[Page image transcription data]

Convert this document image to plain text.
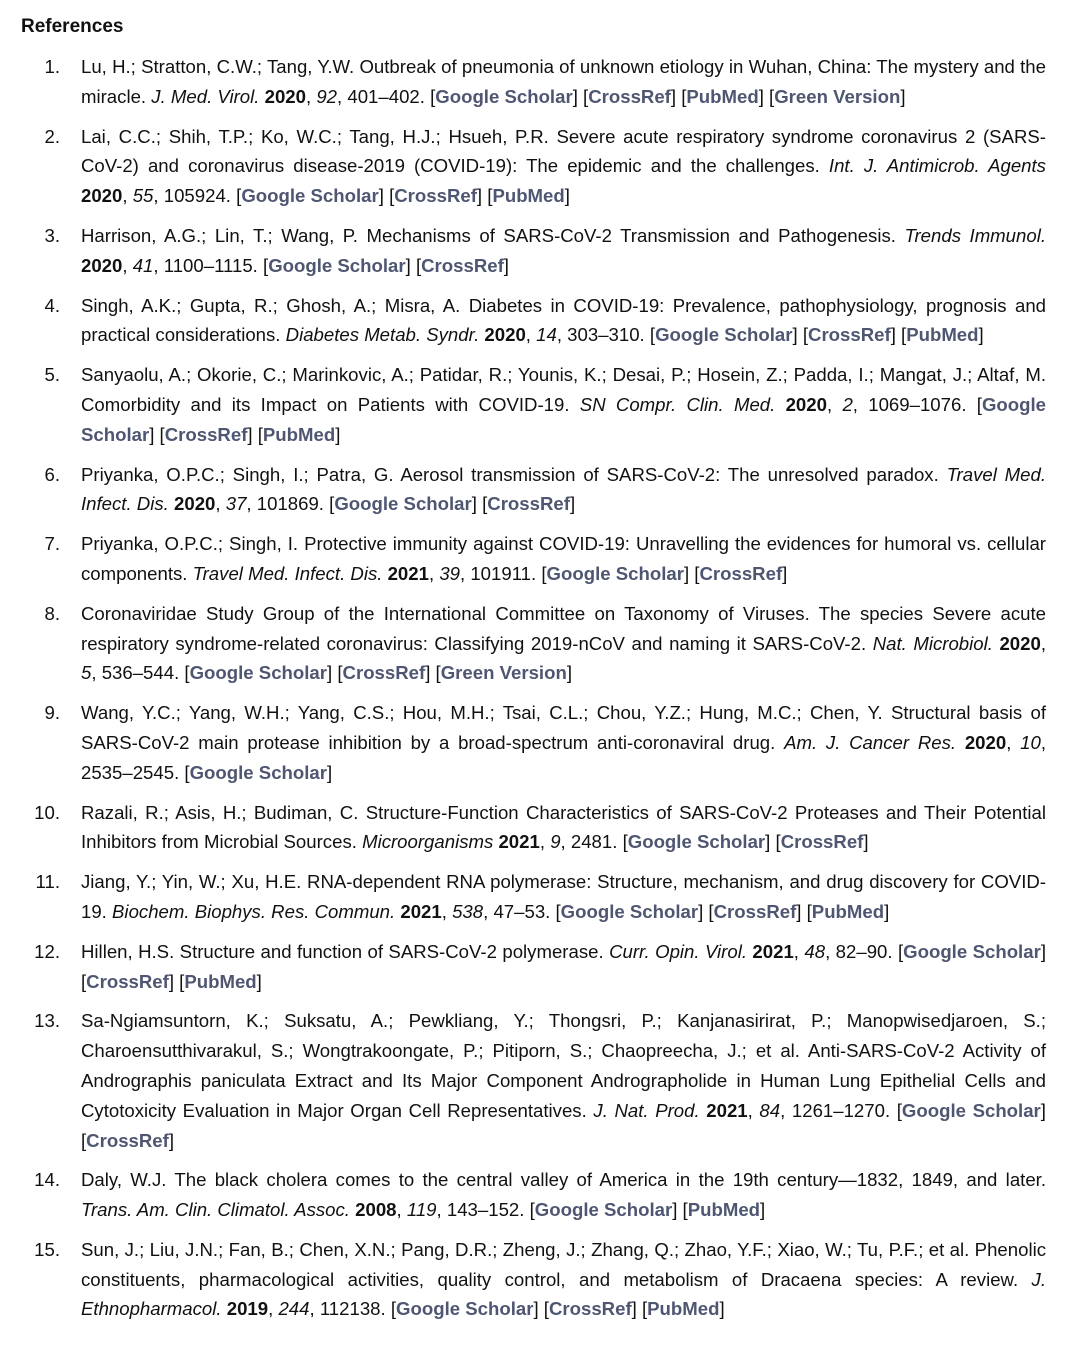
References
1. Lu, H.; Stratton, C.W.; Tang, Y.W. Outbreak of pneumonia of unknown etiology in Wuhan, China: The mystery and the miracle. J. Med. Virol. 2020, 92, 401–402. [Google Scholar] [CrossRef] [PubMed] [Green Version]
2. Lai, C.C.; Shih, T.P.; Ko, W.C.; Tang, H.J.; Hsueh, P.R. Severe acute respiratory syndrome coronavirus 2 (SARS-CoV-2) and coronavirus disease-2019 (COVID-19): The epidemic and the challenges. Int. J. Antimicrob. Agents 2020, 55, 105924. [Google Scholar] [CrossRef] [PubMed]
3. Harrison, A.G.; Lin, T.; Wang, P. Mechanisms of SARS-CoV-2 Transmission and Pathogenesis. Trends Immunol. 2020, 41, 1100–1115. [Google Scholar] [CrossRef]
4. Singh, A.K.; Gupta, R.; Ghosh, A.; Misra, A. Diabetes in COVID-19: Prevalence, pathophysiology, prognosis and practical considerations. Diabetes Metab. Syndr. 2020, 14, 303–310. [Google Scholar] [CrossRef] [PubMed]
5. Sanyaolu, A.; Okorie, C.; Marinkovic, A.; Patidar, R.; Younis, K.; Desai, P.; Hosein, Z.; Padda, I.; Mangat, J.; Altaf, M. Comorbidity and its Impact on Patients with COVID-19. SN Compr. Clin. Med. 2020, 2, 1069–1076. [Google Scholar] [CrossRef] [PubMed]
6. Priyanka, O.P.C.; Singh, I.; Patra, G. Aerosol transmission of SARS-CoV-2: The unresolved paradox. Travel Med. Infect. Dis. 2020, 37, 101869. [Google Scholar] [CrossRef]
7. Priyanka, O.P.C.; Singh, I. Protective immunity against COVID-19: Unravelling the evidences for humoral vs. cellular components. Travel Med. Infect. Dis. 2021, 39, 101911. [Google Scholar] [CrossRef]
8. Coronaviridae Study Group of the International Committee on Taxonomy of Viruses. The species Severe acute respiratory syndrome-related coronavirus: Classifying 2019-nCoV and naming it SARS-CoV-2. Nat. Microbiol. 2020, 5, 536–544. [Google Scholar] [CrossRef] [Green Version]
9. Wang, Y.C.; Yang, W.H.; Yang, C.S.; Hou, M.H.; Tsai, C.L.; Chou, Y.Z.; Hung, M.C.; Chen, Y. Structural basis of SARS-CoV-2 main protease inhibition by a broad-spectrum anti-coronaviral drug. Am. J. Cancer Res. 2020, 10, 2535–2545. [Google Scholar]
10. Razali, R.; Asis, H.; Budiman, C. Structure-Function Characteristics of SARS-CoV-2 Proteases and Their Potential Inhibitors from Microbial Sources. Microorganisms 2021, 9, 2481. [Google Scholar] [CrossRef]
11. Jiang, Y.; Yin, W.; Xu, H.E. RNA-dependent RNA polymerase: Structure, mechanism, and drug discovery for COVID-19. Biochem. Biophys. Res. Commun. 2021, 538, 47–53. [Google Scholar] [CrossRef] [PubMed]
12. Hillen, H.S. Structure and function of SARS-CoV-2 polymerase. Curr. Opin. Virol. 2021, 48, 82–90. [Google Scholar] [CrossRef] [PubMed]
13. Sa-Ngiamsuntorn, K.; Suksatu, A.; Pewkliang, Y.; Thongsri, P.; Kanjanasirirat, P.; Manopwisedjaroen, S.; Charoensutthivarakul, S.; Wongtrakoongate, P.; Pitiporn, S.; Chaopreecha, J.; et al. Anti-SARS-CoV-2 Activity of Andrographis paniculata Extract and Its Major Component Andrographolide in Human Lung Epithelial Cells and Cytotoxicity Evaluation in Major Organ Cell Representatives. J. Nat. Prod. 2021, 84, 1261–1270. [Google Scholar] [CrossRef]
14. Daly, W.J. The black cholera comes to the central valley of America in the 19th century—1832, 1849, and later. Trans. Am. Clin. Climatol. Assoc. 2008, 119, 143–152. [Google Scholar] [PubMed]
15. Sun, J.; Liu, J.N.; Fan, B.; Chen, X.N.; Pang, D.R.; Zheng, J.; Zhang, Q.; Zhao, Y.F.; Xiao, W.; Tu, P.F.; et al. Phenolic constituents, pharmacological activities, quality control, and metabolism of Dracaena species: A review. J. Ethnopharmacol. 2019, 244, 112138. [Google Scholar] [CrossRef] [PubMed]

- Action item
Please tally the lines above that include the word "polymerase" and answer with the number by itself.

- Written response
2